• **Aim**:
Pick out every line with the word "MIRL" and copy it.

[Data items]
╔══
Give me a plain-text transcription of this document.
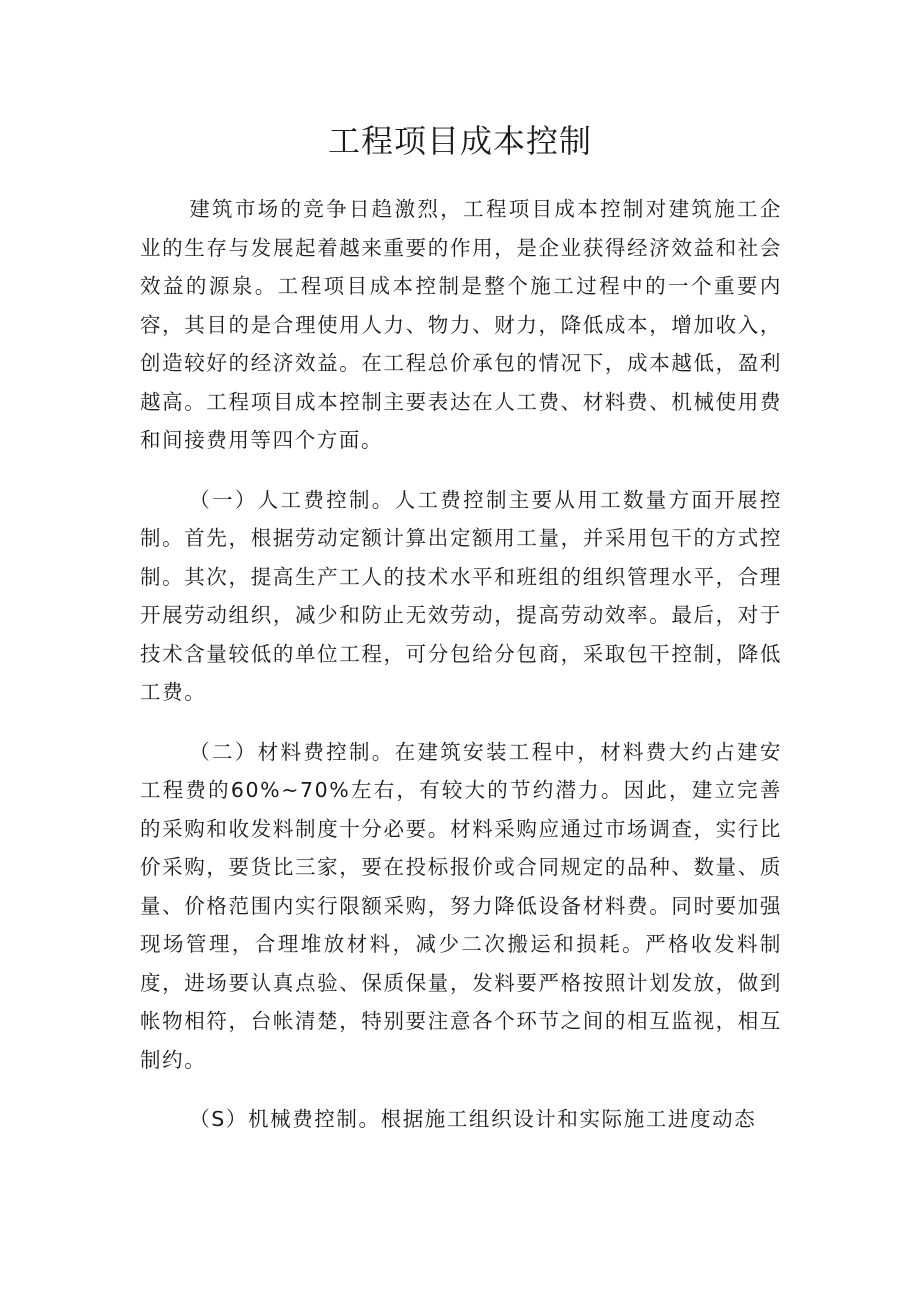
工程项目成本控制

建筑市场的竞争日趋激烈，工程项目成本控制对建筑施工企业的生存与发展起着越来重要的作用，是企业获得经济效益和社会效益的源泉。工程项目成本控制是整个施工过程中的一个重要内容，其目的是合理使用人力、物力、财力，降低成本，增加收入，创造较好的经济效益。在工程总价承包的情况下，成本越低，盈利越高。工程项目成本控制主要表达在人工费、材料费、机械使用费和间接费用等四个方面。

（一）人工费控制。人工费控制主要从用工数量方面开展控制。首先，根据劳动定额计算出定额用工量，并采用包干的方式控制。其次，提高生产工人的技术水平和班组的组织管理水平，合理开展劳动组织，减少和防止无效劳动，提高劳动效率。最后，对于技术含量较低的单位工程，可分包给分包商，采取包干控制，降低工费。

（二）材料费控制。在建筑安装工程中，材料费大约占建安工程费的60%~70%左右，有较大的节约潜力。因此，建立完善的采购和收发料制度十分必要。材料采购应通过市场调查，实行比价采购，要货比三家，要在投标报价或合同规定的品种、数量、质量、价格范围内实行限额采购，努力降低设备材料费。同时要加强现场管理，合理堆放材料，减少二次搬运和损耗。严格收发料制度，进场要认真点验、保质保量，发料要严格按照计划发放，做到帐物相符，台帐清楚，特别要注意各个环节之间的相互监视，相互制约。

（S）机械费控制。根据施工组织设计和实际施工进度动态
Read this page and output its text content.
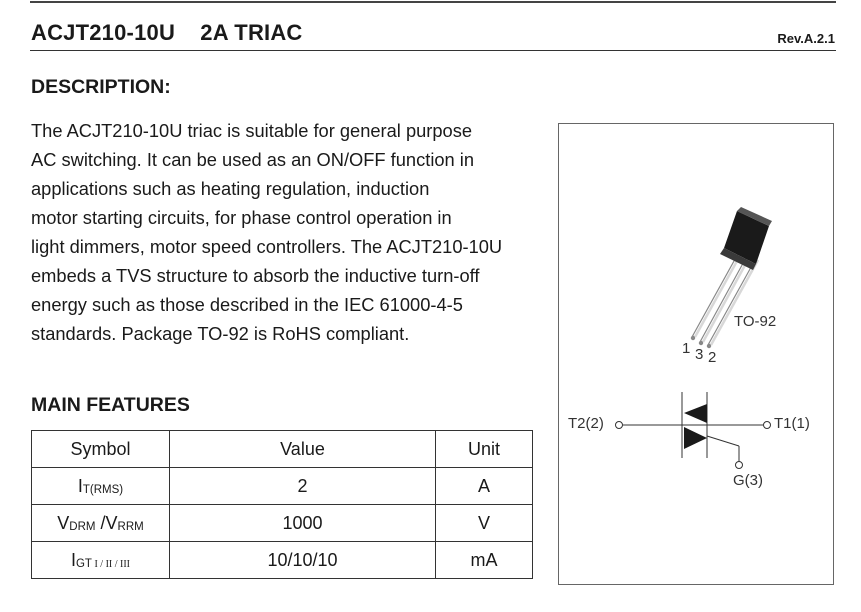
ACJT210-10U    2A TRIAC	Rev.A.2.1
DESCRIPTION:

The ACJT210-10U triac is suitable for general purpose
AC switching. It can be used as an ON/OFF function in
applications such as heating regulation, induction
motor starting circuits, for phase control operation in
light dimmers, motor speed controllers. The ACJT210-10U
embeds a TVS structure to absorb the inductive turn-off
energy such as those described in the IEC 61000-4-5
standards. Package TO-92 is RoHS compliant.

MAIN FEATURES
Symbol	Value	Unit
IT(RMS)	2	A
VDRM /VRRM	1000	V
IGT I / II / III	10/10/10	mA
TO-92
1 3 2
T2(2)	T1(1)
G(3)
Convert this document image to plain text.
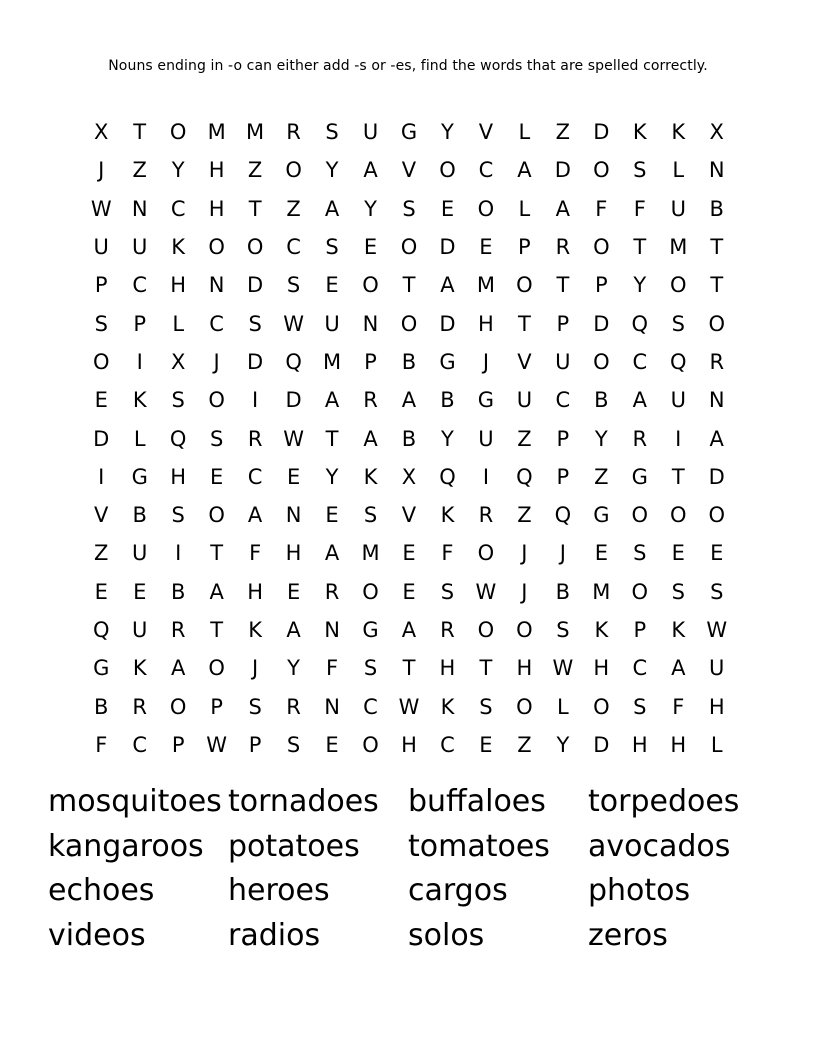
Nouns ending in -o can either add -s or -es, find the words that are spelled correctly.
X	T	O	M M	R	S	U	G	Y	V	L	Z	D	K	K	X
J	Z	Y	H	Z	O	Y	A	V	O	C	A	D	O	S	L	N
W N	C	H	T	Z	A	Y	S	E	O	L	A	F	F	U	B
U	U	K	O	O	C	S	E	O	D	E	P	R	O	T	M	T
P	C	H	N	D	S	E	O	T	A	M	O	T	P	Y	O	T
S	P	L	C	S	W U	N	O	D	H	T	P	D	Q	S	O
O	I	X	J	D	Q	M	P	B	G	J	V	U	O	C	Q	R
E	K	S	O	I	D	A	R	A	B	G	U	C	B	A	U	N
D	L	Q	S	R W	T	A	B	Y	U	Z	P	Y	R	I	A
I	G	H	E	C	E	Y	K	X	Q	I	Q	P	Z	G	T	D
V	B	S	O	A	N	E	S	V	K	R	Z	Q	G	O	O	O
Z	U	I	T	F	H	A	M	E	F	O	J	J	E	S	E	E
E	E	B	A	H	E	R	O	E	S	W	J	B	M	O	S	S
Q	U	R	T	K	A	N	G	A	R	O	O	S	K	P	K	W
G	K	A	O	J	Y	F	S	T	H	T	H W H	C	A	U
B	R	O	P	S	R	N	C W	K	S	O	L	O	S	F	H
F	C	P	W	P	S	E	O	H	C	E	Z	Y	D	H	H	L
mosquitoes tornadoes buffaloes	torpedoes
kangaroos potatoes	tomatoes	avocados
echoes	heroes	cargos	photos
videos	radios	solos	zeros
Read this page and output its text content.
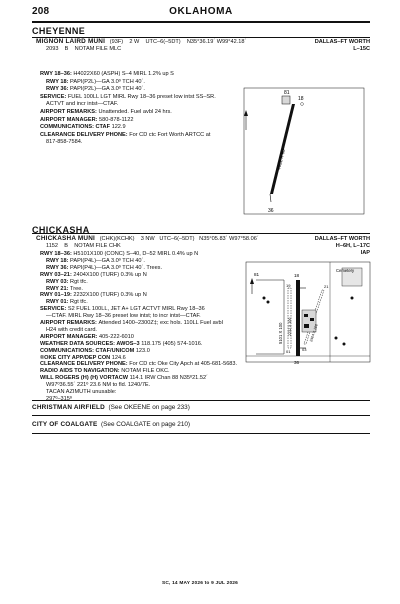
208	OKLAHOMA
CHEYENNE
MIGNON LAIRD MUNI (93F) 2 W UTC–6(–5DT) N35°36.19´ W99°42.18´	DALLAS–FT WORTH
2093 B NOTAM FILE MLC	L–15C
RWY 18–36: H4022X60 (ASPH) S–4 MIRL 1.2% up S
RWY 18: PAPI(P2L)—GA 3.0º TCH 40´.
RWY 36: PAPI(P2L)—GA 3.0º TCH 40´.
SERVICE: FUEL 100LL LGT MIRL Rwy 18–36 preset low intst SS–SR.
ACTVT and incr intst—CTAF.
AIRPORT REMARKS: Unattended. Fuel avbl 24 hrs.
AIRPORT MANAGER: 580-878-1122
COMMUNICATIONS: CTAF 122.9
CLEARANCE DELIVERY PHONE: For CD ctc Fort Worth ARTCC at
817-858-7584.
81
18
36
4022 X 60
CHICKASHA
CHICKASHA MUNI (CHK)(KCHK) 3 NW UTC–6(–5DT) N35°05.83´ W97°58.06´	DALLAS–FT WORTH
1152 B NOTAM FILE CHK	H–6H, L–17C
IAP
RWY 18–36: H5101X100 (CONC) S–40, D–52 MIRL 0.4% up N
RWY 18: PAPI(P4L)—GA 3.0º TCH 40´.
RWY 36: PAPI(P4L)—GA 3.0º TCH 40´. Trees.
RWY 03–21: 2404X100 (TURF) 0.3% up N
RWY 03: Rgt tfc.
RWY 21: Tree.
RWY 01–19: 2232X100 (TURF) 0.3% up N
RWY 01: Rgt tfc.
SERVICE: S2 FUEL 100LL, JET A+ LGT ACTVT MIRL Rwy 18–36
—CTAF. MIRL Rwy 18–36 preset low intst; to incr intst—CTAF.
AIRPORT REMARKS: Attended 1400–2300Z‡; exc hols. 110LL Fuel avbl
H24 with credit card.
AIRPORT MANAGER: 405-222-6010
WEATHER DATA SOURCES: AWOS–3 118.175 (405) 574-1016.
COMMUNICATIONS: CTAF/UNICOM 123.0
®OKE CITY APP/DEP CON 124.6
CLEARANCE DELIVERY PHONE: For CD ctc Oke City Apch at 405-681-5683.
RADIO AIDS TO NAVIGATION: NOTAM FILE OKC.
WILL ROGERS (H) (H) VORTACW 114.1 IRW Chan 88 N35º21.52´
W97º36.55´ 221º 23.6 NM to fld. 1240/7E.
TACAN AZIMUTH unusable:
297º–315º
Cemetery
18
36
5101 X 100 2232 X 100	2404 X 100
01
19
03
21
81
CHRISTMAN AIRFIELD (See OKEENE on page 233)
CITY OF COALGATE (See COALGATE on page 210)
SC, 14 MAY 2026 to 9 JUL 2026
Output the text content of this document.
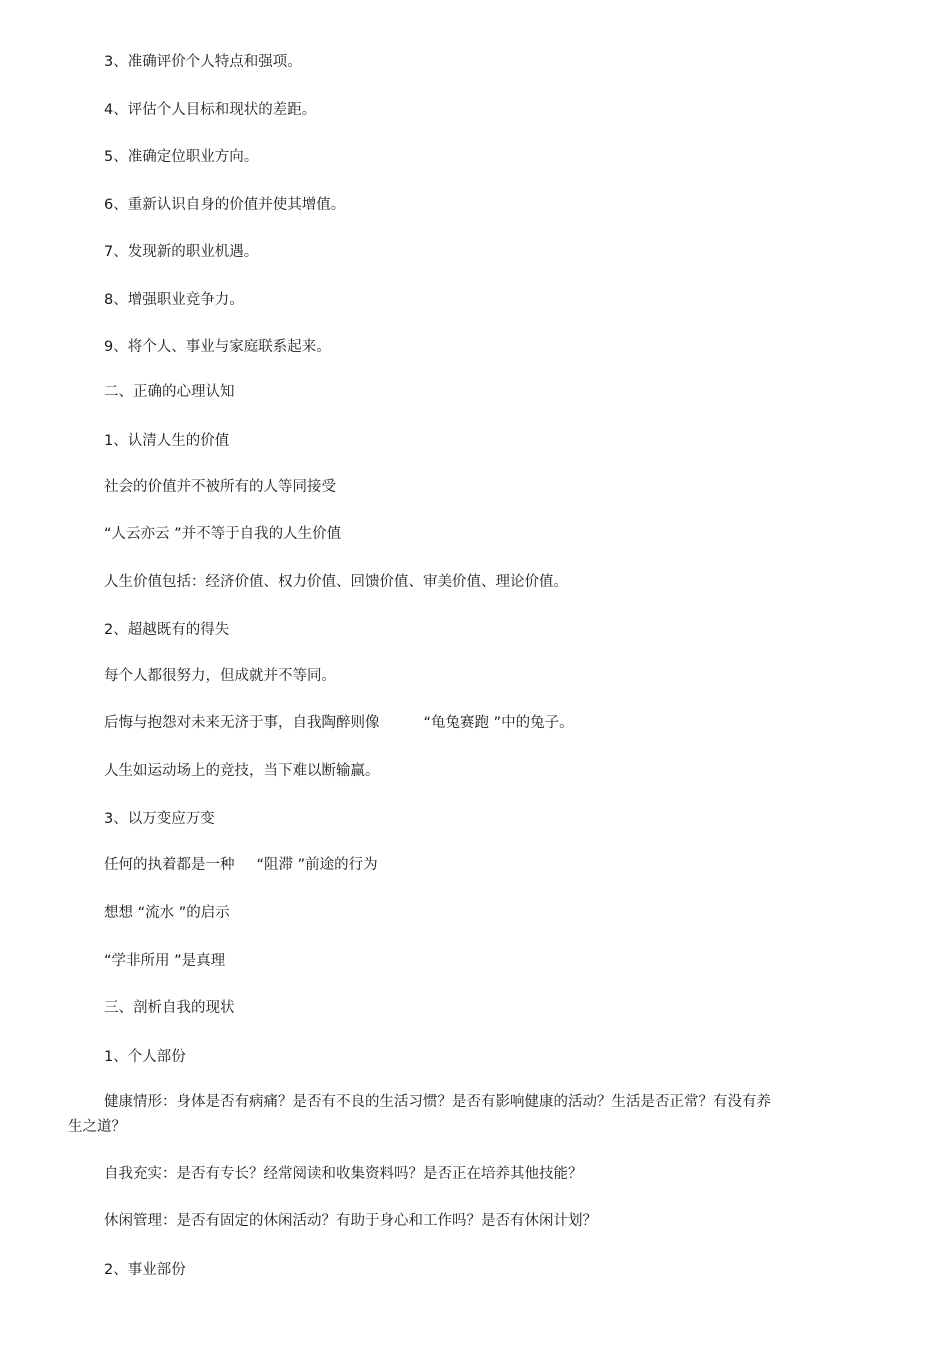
3、准确评价个人特点和强项。
4、评估个人目标和现状的差距。
5、准确定位职业方向。
6、重新认识自身的价值并使其增值。
7、发现新的职业机遇。
8、增强职业竞争力。
9、将个人、事业与家庭联系起来。
二、正确的心理认知
1、认清人生的价值
社会的价值并不被所有的人等同接受
“人云亦云 ”并不等于自我的人生价值
人生价值包括：经济价值、权力价值、回馈价值、审美价值、理论价值。
2、超越既有的得失
每个人都很努力，但成就并不等同。
后悔与抱怨对未来无济于事，自我陶醉则像	“龟兔赛跑 ”中的兔子。
人生如运动场上的竞技，当下难以断输赢。
3、以万变应万变
任何的执着都是一种 “阻滞 ”前途的行为
想想 “流水 ”的启示
“学非所用 ”是真理
三、剖析自我的现状
1、个人部份
健康情形：身体是否有病痛？是否有不良的生活习惯？是否有影响健康的活动？生活是否正常？有没有养
生之道？
自我充实：是否有专长？经常阅读和收集资料吗？是否正在培养其他技能？
休闲管理：是否有固定的休闲活动？有助于身心和工作吗？是否有休闲计划？
2、事业部份
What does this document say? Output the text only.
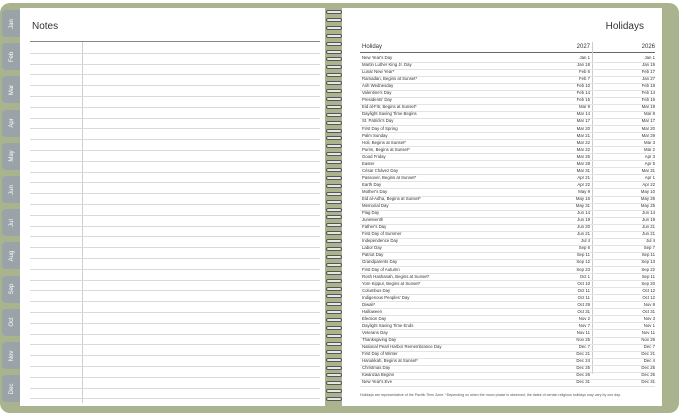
Jan
Feb
Mar
Apr
May
Jun
Jul
Aug
Sep
Oct
Nov
Dec
Notes	Holidays
Holiday	2027	2026
New Year's Day	Jan 1	Jan 1
Martin Luther King Jr. Day	Jan 18	Jan 19
Lunar New Year*	Feb 6	Feb 17
Ramadan, Begins at Sunset*	Feb 7	Jan 27
Ash Wednesday	Feb 10	Feb 18
Valentine's Day	Feb 14	Feb 14
Presidents' Day	Feb 15	Feb 16
Eid al-Fitr, Begins at Sunset*	Mar 9	Mar 19
Daylight Saving Time Begins	Mar 14	Mar 8
St. Patrick's Day	Mar 17	Mar 17
First Day of Spring	Mar 20	Mar 20
Palm Sunday	Mar 21	Mar 29
Holi, Begins at Sunset*	Mar 22	Mar 3
Purim, Begins at Sunset*	Mar 22	Mar 2
Good Friday	Mar 26	Apr 3
Easter	Mar 28	Apr 5
César Chávez Day	Mar 31	Mar 31
Passover, Begins at Sunset*	Apr 21	Apr 1
Earth Day	Apr 22	Apr 22
Mother's Day	May 9	May 10
Eid al-Adha, Begins at Sunset*	May 16	May 26
Memorial Day	May 31	May 25
Flag Day	Jun 14	Jun 14
Juneteenth	Jun 19	Jun 19
Father's Day	Jun 20	Jun 21
First Day of Summer	Jun 21	Jun 21
Independence Day	Jul 4	Jul 4
Labor Day	Sep 6	Sep 7
Patriot Day	Sep 11	Sep 11
Grandparents Day	Sep 12	Sep 13
First Day of Autumn	Sep 23	Sep 22
Rosh Hashanah, Begins at Sunset*	Oct 1	Sep 11
Yom Kippur, Begins at Sunset*	Oct 10	Sep 20
Columbus Day	Oct 11	Oct 12
Indigenous Peoples' Day	Oct 11	Oct 12
Diwali*	Oct 29	Nov 8
Halloween	Oct 31	Oct 31
Election Day	Nov 2	Nov 3
Daylight Saving Time Ends	Nov 7	Nov 1
Veterans Day	Nov 11	Nov 11
Thanksgiving Day	Nov 25	Nov 26
National Pearl Harbor Remembrance Day	Dec 7	Dec 7
First Day of Winter	Dec 21	Dec 21
Hanukkah, Begins at Sunset*	Dec 24	Dec 4
Christmas Day	Dec 25	Dec 25
Kwanzaa Begins	Dec 26	Dec 26
New Year's Eve	Dec 31	Dec 31
Holidays are representative of the Pacific Time Zone. *Depending on when the moon phase is observed, the dates of certain religious holidays may vary by one day.
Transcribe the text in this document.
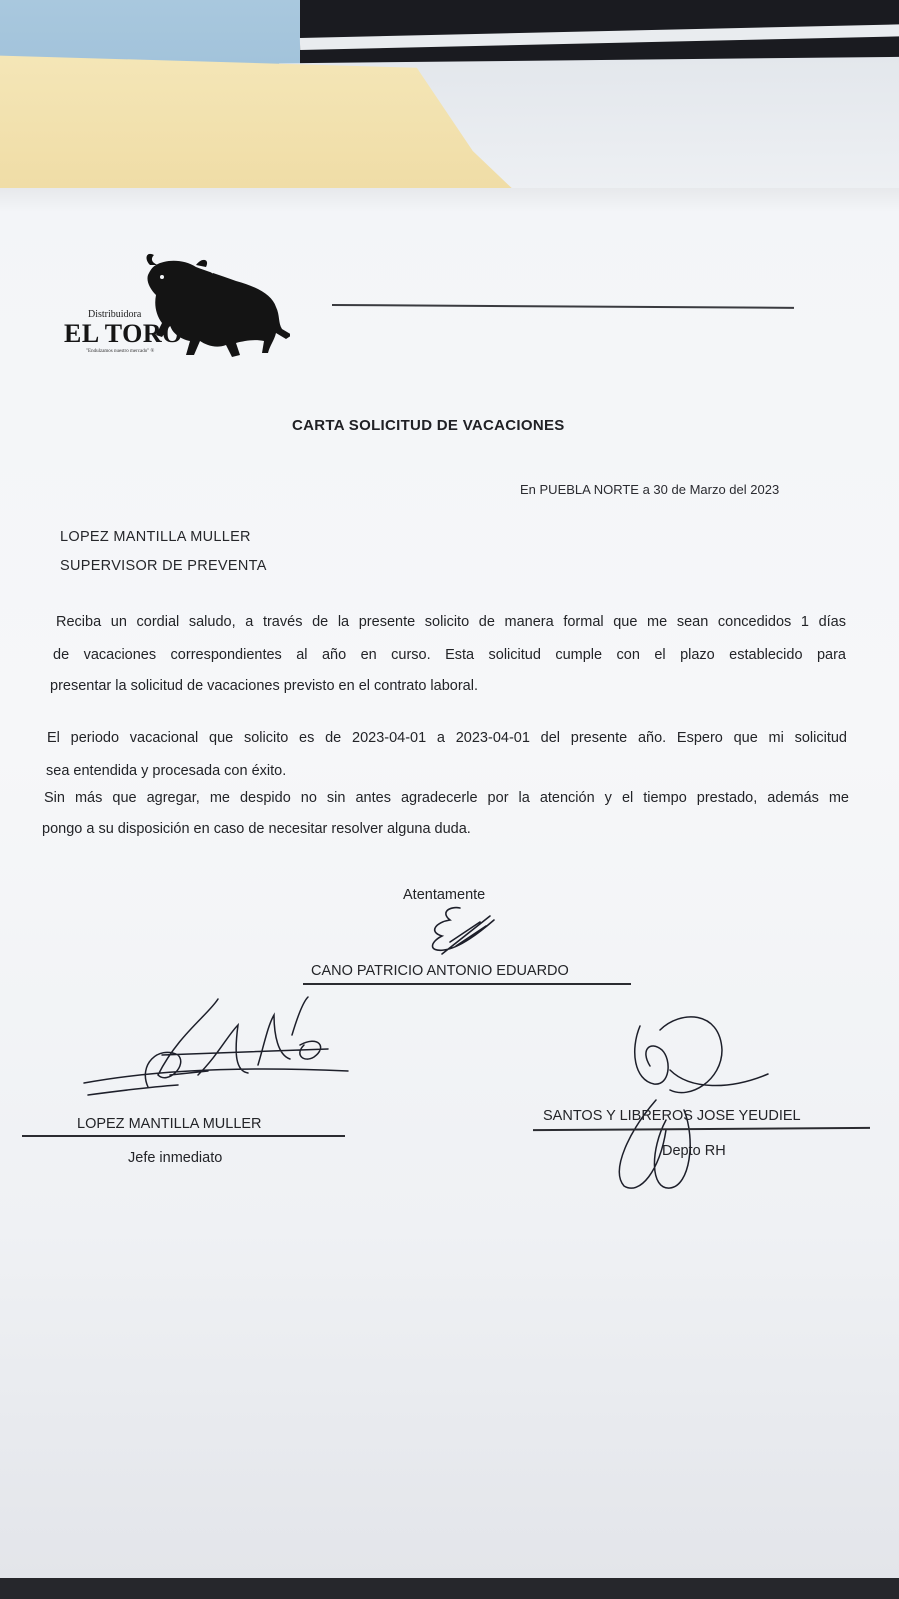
Distribuidora
EL TORO
"Endulzamos nuestro mercado" ®
CARTA SOLICITUD DE VACACIONES
En PUEBLA NORTE a 30 de Marzo del 2023
LOPEZ MANTILLA MULLER
SUPERVISOR DE PREVENTA
Reciba un cordial saludo, a través de la presente solicito de manera formal que me sean concedidos 1 días
de vacaciones correspondientes al año en curso. Esta solicitud cumple con el plazo establecido para
presentar la solicitud de vacaciones previsto en el contrato laboral.
El periodo vacacional que solicito es de 2023-04-01 a 2023-04-01 del presente año. Espero que mi solicitud
sea entendida y procesada con éxito.
Sin más que agregar, me despido no sin antes agradecerle por la atención y el tiempo prestado, además me
pongo a su disposición en caso de necesitar resolver alguna duda.
Atentamente
CANO PATRICIO ANTONIO EDUARDO
LOPEZ MANTILLA MULLER
Jefe inmediato
SANTOS Y LIBREROS JOSE YEUDIEL
Depto RH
╚══
• **Output**:
RWY 18–36: H4022X60 (ASPH) S–4 MIRL 1.2% up S
SERVICE: FUEL 100LL LGT MIRL Rwy 18–36 preset low intst SS–SR.
RWY 18–36: H5101X100 (CONC) S–40, D–52 MIRL 0.4% up N
SERVICE: S2 FUEL 100LL, JET A+ LGT ACTVT MIRL Rwy 18–36
—CTAF. MIRL Rwy 18–36 preset low intst; to incr intst—CTAF.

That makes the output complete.